> _Work to complete_
Determine how many lines include the word "先进制造系", then give that number and nothing more.
-- Start Supplied data --
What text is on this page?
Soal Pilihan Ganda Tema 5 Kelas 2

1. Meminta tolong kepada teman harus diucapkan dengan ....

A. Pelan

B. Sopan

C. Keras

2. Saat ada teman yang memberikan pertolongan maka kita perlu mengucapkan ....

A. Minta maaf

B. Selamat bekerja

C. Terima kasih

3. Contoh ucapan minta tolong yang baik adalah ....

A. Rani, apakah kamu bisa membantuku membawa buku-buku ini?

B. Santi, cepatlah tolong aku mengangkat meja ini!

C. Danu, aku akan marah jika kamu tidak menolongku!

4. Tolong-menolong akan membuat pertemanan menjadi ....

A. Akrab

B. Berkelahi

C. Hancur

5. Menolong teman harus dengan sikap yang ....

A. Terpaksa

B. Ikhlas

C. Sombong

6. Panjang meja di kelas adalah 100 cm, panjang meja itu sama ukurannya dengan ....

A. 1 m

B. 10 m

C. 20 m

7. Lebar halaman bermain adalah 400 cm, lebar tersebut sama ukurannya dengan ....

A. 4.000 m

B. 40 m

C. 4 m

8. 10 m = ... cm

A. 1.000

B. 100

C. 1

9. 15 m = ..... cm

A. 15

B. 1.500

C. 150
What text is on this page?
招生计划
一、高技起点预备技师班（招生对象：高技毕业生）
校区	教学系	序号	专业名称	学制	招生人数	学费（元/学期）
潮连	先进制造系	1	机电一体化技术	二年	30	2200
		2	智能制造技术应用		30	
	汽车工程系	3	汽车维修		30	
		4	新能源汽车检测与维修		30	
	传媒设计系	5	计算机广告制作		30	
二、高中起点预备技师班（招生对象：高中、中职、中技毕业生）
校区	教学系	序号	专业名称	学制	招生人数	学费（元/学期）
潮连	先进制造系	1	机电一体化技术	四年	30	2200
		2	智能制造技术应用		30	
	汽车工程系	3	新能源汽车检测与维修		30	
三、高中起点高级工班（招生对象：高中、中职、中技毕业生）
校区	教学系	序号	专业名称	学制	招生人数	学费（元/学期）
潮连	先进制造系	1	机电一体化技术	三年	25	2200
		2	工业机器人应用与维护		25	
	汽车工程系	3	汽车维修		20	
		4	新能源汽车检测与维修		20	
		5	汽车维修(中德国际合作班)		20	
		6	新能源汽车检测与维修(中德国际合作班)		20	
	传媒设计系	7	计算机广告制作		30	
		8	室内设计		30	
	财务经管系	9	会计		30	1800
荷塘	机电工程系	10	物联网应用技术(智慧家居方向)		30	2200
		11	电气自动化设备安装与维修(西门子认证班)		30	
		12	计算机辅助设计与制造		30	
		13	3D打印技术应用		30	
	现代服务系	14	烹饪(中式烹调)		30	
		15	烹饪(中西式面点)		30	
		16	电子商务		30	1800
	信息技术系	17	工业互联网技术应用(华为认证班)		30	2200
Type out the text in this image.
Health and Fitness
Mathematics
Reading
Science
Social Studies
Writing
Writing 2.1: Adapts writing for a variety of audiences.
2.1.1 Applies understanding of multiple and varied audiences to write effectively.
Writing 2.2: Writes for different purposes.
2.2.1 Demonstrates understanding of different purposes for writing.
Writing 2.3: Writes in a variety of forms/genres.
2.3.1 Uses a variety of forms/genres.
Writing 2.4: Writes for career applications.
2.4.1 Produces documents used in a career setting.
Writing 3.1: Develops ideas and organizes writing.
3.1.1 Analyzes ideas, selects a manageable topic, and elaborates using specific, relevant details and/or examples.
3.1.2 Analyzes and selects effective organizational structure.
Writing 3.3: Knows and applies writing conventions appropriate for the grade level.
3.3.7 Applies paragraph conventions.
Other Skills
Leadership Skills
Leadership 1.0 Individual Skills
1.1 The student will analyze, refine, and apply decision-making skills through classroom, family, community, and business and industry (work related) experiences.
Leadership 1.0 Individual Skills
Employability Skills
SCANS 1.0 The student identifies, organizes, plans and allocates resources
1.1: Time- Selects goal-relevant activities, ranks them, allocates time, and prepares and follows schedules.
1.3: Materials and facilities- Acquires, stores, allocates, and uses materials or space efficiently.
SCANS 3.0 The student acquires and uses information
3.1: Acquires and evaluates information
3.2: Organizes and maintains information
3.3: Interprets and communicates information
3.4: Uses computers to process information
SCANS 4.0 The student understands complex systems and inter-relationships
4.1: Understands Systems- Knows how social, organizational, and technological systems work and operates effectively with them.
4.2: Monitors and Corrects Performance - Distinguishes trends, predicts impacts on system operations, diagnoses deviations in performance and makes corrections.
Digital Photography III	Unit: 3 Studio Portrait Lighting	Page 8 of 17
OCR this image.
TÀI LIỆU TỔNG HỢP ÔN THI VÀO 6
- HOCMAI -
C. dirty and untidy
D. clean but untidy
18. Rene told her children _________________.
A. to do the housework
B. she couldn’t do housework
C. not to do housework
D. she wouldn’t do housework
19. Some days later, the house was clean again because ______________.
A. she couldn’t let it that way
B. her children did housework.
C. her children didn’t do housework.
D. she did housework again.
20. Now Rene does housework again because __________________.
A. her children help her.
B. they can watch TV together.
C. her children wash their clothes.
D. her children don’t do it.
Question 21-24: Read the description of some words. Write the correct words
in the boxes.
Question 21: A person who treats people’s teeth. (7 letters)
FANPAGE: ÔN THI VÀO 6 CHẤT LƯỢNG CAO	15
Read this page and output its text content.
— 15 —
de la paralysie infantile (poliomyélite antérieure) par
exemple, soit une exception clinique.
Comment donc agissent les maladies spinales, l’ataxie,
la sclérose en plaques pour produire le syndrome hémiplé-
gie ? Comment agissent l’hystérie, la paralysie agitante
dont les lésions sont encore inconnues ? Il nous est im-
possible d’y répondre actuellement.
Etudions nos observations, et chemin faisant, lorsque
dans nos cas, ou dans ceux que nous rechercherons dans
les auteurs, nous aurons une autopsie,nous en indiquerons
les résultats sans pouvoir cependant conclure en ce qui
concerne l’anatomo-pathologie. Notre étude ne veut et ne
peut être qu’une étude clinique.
-- End Supplied data --
> _Task result_
3